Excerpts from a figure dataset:
------------------------------------

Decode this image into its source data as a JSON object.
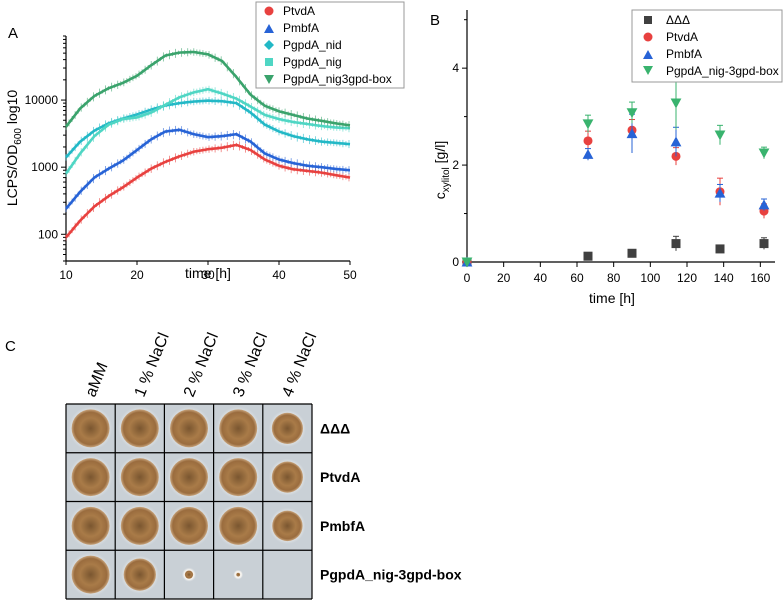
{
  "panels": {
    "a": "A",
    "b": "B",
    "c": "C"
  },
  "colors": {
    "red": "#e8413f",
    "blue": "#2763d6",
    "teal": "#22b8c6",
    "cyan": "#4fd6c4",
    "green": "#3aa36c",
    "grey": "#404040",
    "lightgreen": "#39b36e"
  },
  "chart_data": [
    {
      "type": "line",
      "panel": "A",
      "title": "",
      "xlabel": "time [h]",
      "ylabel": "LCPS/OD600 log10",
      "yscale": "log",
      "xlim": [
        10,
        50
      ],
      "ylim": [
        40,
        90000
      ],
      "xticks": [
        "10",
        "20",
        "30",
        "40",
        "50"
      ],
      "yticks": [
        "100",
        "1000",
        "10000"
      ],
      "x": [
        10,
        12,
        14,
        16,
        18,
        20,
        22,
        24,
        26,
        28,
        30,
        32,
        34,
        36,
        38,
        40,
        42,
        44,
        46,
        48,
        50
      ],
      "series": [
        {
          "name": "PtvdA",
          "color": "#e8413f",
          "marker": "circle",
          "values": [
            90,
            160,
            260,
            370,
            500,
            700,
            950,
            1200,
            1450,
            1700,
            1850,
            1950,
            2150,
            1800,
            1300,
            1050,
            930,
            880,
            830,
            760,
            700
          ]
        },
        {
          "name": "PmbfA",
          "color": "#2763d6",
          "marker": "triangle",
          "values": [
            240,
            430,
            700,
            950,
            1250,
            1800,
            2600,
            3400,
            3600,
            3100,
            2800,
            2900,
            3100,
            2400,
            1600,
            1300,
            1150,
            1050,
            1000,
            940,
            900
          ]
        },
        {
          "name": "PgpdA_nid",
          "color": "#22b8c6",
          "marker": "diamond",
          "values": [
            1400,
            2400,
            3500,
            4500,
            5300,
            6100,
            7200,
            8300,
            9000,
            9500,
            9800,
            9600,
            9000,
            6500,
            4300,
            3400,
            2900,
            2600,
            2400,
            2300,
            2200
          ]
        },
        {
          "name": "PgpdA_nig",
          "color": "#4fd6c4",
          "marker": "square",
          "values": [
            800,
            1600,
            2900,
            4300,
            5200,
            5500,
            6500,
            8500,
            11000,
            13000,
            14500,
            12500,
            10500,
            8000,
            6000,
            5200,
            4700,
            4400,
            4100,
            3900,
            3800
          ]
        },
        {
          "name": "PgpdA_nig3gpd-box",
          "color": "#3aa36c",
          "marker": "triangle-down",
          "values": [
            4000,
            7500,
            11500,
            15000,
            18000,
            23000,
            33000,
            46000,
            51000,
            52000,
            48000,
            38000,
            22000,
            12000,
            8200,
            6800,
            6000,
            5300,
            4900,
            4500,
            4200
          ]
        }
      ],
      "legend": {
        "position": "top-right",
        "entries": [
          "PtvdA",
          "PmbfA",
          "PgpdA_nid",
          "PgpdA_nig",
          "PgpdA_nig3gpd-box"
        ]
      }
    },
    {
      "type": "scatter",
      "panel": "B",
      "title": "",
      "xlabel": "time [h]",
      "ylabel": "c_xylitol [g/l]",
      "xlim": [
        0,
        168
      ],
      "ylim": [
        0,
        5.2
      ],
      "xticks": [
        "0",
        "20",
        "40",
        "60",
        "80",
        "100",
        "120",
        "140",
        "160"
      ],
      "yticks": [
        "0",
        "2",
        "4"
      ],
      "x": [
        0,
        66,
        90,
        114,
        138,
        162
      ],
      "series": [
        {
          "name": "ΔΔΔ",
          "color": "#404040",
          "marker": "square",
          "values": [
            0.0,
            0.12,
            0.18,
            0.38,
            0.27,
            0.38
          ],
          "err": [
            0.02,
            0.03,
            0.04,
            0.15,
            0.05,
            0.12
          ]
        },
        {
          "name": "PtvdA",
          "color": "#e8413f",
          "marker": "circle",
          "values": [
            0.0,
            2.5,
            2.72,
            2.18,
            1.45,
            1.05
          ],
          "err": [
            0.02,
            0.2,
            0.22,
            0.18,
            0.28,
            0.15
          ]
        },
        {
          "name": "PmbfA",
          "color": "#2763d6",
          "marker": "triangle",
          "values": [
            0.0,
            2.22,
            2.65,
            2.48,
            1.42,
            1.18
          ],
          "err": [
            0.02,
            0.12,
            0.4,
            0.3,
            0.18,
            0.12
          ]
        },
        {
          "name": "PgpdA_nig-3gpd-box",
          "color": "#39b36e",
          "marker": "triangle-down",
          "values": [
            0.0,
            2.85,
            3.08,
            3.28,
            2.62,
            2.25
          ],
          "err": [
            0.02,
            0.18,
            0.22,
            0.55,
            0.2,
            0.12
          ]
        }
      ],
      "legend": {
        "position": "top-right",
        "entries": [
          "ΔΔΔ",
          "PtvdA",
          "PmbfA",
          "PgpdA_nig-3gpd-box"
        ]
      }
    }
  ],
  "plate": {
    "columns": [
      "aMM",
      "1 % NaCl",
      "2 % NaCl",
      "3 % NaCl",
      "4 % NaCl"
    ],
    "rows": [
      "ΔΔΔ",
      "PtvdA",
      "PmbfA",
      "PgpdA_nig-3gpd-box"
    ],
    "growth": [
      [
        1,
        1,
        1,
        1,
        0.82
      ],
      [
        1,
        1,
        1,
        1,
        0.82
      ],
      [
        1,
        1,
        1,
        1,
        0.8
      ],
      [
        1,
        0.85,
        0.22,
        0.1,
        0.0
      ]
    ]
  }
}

------------------------------------

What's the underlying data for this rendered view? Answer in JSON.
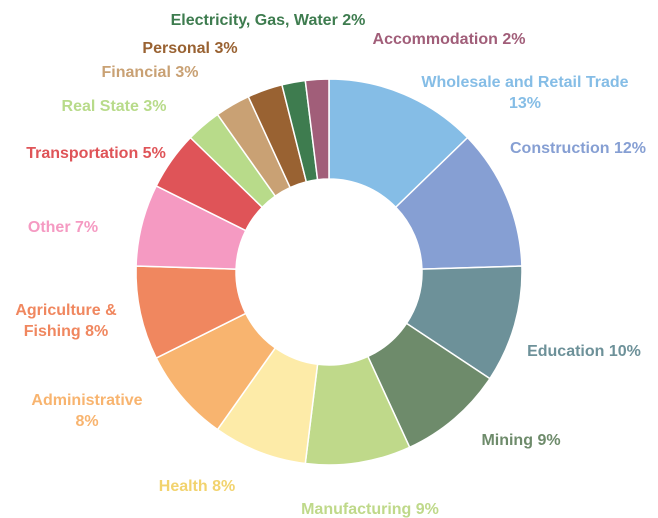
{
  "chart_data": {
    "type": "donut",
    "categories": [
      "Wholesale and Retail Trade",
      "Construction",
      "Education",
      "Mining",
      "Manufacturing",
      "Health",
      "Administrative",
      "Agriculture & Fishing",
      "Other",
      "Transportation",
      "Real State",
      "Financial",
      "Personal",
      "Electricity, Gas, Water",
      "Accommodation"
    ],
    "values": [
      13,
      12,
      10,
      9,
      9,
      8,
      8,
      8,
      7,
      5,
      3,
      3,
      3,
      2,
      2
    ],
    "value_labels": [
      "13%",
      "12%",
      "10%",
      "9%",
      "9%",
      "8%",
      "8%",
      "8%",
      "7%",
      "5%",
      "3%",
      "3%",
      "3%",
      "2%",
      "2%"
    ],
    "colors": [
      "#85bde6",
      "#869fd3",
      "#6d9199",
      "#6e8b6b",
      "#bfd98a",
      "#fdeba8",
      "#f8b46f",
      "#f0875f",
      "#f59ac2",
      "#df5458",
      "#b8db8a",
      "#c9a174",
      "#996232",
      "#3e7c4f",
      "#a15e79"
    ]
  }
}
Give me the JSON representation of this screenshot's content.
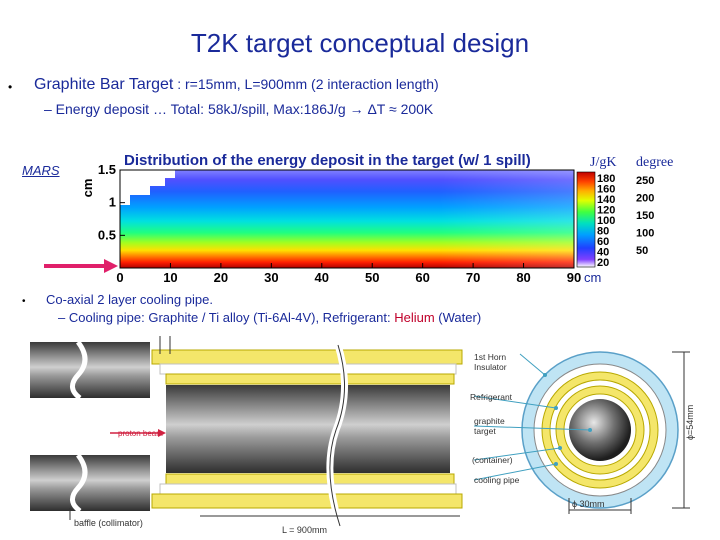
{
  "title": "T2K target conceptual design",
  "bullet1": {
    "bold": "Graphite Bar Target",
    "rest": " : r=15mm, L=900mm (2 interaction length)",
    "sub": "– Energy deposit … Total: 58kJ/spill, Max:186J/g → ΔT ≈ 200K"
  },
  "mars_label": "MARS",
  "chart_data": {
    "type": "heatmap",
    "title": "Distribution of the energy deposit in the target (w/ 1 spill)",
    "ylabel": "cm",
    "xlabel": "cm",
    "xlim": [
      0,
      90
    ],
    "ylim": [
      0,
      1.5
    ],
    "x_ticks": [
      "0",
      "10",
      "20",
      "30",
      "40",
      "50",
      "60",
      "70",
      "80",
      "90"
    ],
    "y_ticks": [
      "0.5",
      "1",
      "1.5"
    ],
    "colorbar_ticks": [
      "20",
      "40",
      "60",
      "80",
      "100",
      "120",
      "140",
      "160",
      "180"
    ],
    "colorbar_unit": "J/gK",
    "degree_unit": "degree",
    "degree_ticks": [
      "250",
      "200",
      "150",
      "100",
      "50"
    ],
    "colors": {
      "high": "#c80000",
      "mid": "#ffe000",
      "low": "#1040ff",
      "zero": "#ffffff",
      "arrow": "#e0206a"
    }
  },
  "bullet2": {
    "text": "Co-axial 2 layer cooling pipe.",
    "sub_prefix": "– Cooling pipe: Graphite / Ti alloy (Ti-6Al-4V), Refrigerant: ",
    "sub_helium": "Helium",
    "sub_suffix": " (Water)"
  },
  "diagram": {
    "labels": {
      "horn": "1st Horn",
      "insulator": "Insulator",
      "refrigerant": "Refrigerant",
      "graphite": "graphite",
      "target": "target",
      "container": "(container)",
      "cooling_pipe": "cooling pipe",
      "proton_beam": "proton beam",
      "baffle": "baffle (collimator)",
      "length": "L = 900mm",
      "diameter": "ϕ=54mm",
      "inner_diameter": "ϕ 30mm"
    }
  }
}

------------------------------------

Search the data for "Water". Copy every line that has it.

      "Electricity, Gas, Water",
    "sub_suffix": " (Water)"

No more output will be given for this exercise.